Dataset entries
========================================================================
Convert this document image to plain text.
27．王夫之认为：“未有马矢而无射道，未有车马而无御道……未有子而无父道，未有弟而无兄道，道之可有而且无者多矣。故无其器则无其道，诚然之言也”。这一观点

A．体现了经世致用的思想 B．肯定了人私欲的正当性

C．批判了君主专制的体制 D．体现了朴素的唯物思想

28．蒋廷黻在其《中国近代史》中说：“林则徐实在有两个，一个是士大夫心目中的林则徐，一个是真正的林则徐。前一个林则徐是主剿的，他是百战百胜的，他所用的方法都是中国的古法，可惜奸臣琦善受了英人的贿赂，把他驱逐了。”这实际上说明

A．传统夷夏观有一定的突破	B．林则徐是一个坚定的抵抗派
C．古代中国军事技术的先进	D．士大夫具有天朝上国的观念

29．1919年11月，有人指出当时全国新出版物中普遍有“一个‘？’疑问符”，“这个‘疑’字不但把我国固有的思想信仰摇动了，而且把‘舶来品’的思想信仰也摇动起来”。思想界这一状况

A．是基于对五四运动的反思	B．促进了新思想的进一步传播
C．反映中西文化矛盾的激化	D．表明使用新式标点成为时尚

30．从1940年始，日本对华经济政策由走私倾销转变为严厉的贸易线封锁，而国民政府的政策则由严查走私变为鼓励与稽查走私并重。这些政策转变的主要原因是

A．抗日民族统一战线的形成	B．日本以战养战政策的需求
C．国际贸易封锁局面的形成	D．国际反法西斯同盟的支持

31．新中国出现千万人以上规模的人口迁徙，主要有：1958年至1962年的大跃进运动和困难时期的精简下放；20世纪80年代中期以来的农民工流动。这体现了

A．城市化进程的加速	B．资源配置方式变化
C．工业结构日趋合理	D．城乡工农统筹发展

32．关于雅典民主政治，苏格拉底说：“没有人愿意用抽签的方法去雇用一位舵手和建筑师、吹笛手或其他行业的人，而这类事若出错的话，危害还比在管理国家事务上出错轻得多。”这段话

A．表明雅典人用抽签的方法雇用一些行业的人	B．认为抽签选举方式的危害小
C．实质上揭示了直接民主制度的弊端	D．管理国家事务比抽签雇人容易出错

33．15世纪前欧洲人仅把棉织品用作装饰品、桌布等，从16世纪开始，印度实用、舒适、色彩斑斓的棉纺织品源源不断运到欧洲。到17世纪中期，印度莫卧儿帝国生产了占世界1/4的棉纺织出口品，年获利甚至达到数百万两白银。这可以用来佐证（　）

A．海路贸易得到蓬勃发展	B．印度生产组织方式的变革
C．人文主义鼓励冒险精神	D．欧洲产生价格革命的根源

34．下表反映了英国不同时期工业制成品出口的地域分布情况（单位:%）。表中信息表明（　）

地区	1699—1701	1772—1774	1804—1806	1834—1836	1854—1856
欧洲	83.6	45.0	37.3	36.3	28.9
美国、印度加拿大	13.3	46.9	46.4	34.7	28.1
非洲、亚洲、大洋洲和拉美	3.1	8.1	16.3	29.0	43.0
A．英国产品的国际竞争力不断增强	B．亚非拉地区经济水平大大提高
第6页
========================================================================
◆ Task description
Write out every entry word for word.

◆ The reply
Convert this document image to plain text.
27．王夫之认为：“未有马矢而无射道，未有车马而无御道……未有子而无父道，未有弟而无兄道，道之可有而且无者多矣。故无其器则无其道，诚然之言也”。这一观点

A．体现了经世致用的思想 B．肯定了人私欲的正当性

C．批判了君主专制的体制 D．体现了朴素的唯物思想

28．蒋廷黻在其《中国近代史》中说：“林则徐实在有两个，一个是士大夫心目中的林则徐，一个是真正的林则徐。前一个林则徐是主剿的，他是百战百胜的，他所用的方法都是中国的古法，可惜奸臣琦善受了英人的贿赂，把他驱逐了。”这实际上说明

A．传统夷夏观有一定的突破	B．林则徐是一个坚定的抵抗派
C．古代中国军事技术的先进	D．士大夫具有天朝上国的观念

29．1919年11月，有人指出当时全国新出版物中普遍有“一个‘？’疑问符”，“这个‘疑’字不但把我国固有的思想信仰摇动了，而且把‘舶来品’的思想信仰也摇动起来”。思想界这一状况

A．是基于对五四运动的反思	B．促进了新思想的进一步传播
C．反映中西文化矛盾的激化	D．表明使用新式标点成为时尚

30．从1940年始，日本对华经济政策由走私倾销转变为严厉的贸易线封锁，而国民政府的政策则由严查走私变为鼓励与稽查走私并重。这些政策转变的主要原因是

A．抗日民族统一战线的形成	B．日本以战养战政策的需求
C．国际贸易封锁局面的形成	D．国际反法西斯同盟的支持

31．新中国出现千万人以上规模的人口迁徙，主要有：1958年至1962年的大跃进运动和困难时期的精简下放；20世纪80年代中期以来的农民工流动。这体现了

A．城市化进程的加速	B．资源配置方式变化
C．工业结构日趋合理	D．城乡工农统筹发展

32．关于雅典民主政治，苏格拉底说：“没有人愿意用抽签的方法去雇用一位舵手和建筑师、吹笛手或其他行业的人，而这类事若出错的话，危害还比在管理国家事务上出错轻得多。”这段话

A．表明雅典人用抽签的方法雇用一些行业的人	B．认为抽签选举方式的危害小
C．实质上揭示了直接民主制度的弊端	D．管理国家事务比抽签雇人容易出错

33．15世纪前欧洲人仅把棉织品用作装饰品、桌布等，从16世纪开始，印度实用、舒适、色彩斑斓的棉纺织品源源不断运到欧洲。到17世纪中期，印度莫卧儿帝国生产了占世界1/4的棉纺织出口品，年获利甚至达到数百万两白银。这可以用来佐证（　）

A．海路贸易得到蓬勃发展	B．印度生产组织方式的变革
C．人文主义鼓励冒险精神	D．欧洲产生价格革命的根源

34．下表反映了英国不同时期工业制成品出口的地域分布情况（单位:%）。表中信息表明（　）

地区	1699—1701	1772—1774	1804—1806	1834—1836	1854—1856
欧洲	83.6	45.0	37.3	36.3	28.9
美国、印度加拿大	13.3	46.9	46.4	34.7	28.1
非洲、亚洲、大洋洲和拉美	3.1	8.1	16.3	29.0	43.0
A．英国产品的国际竞争力不断增强	B．亚非拉地区经济水平大大提高
第6页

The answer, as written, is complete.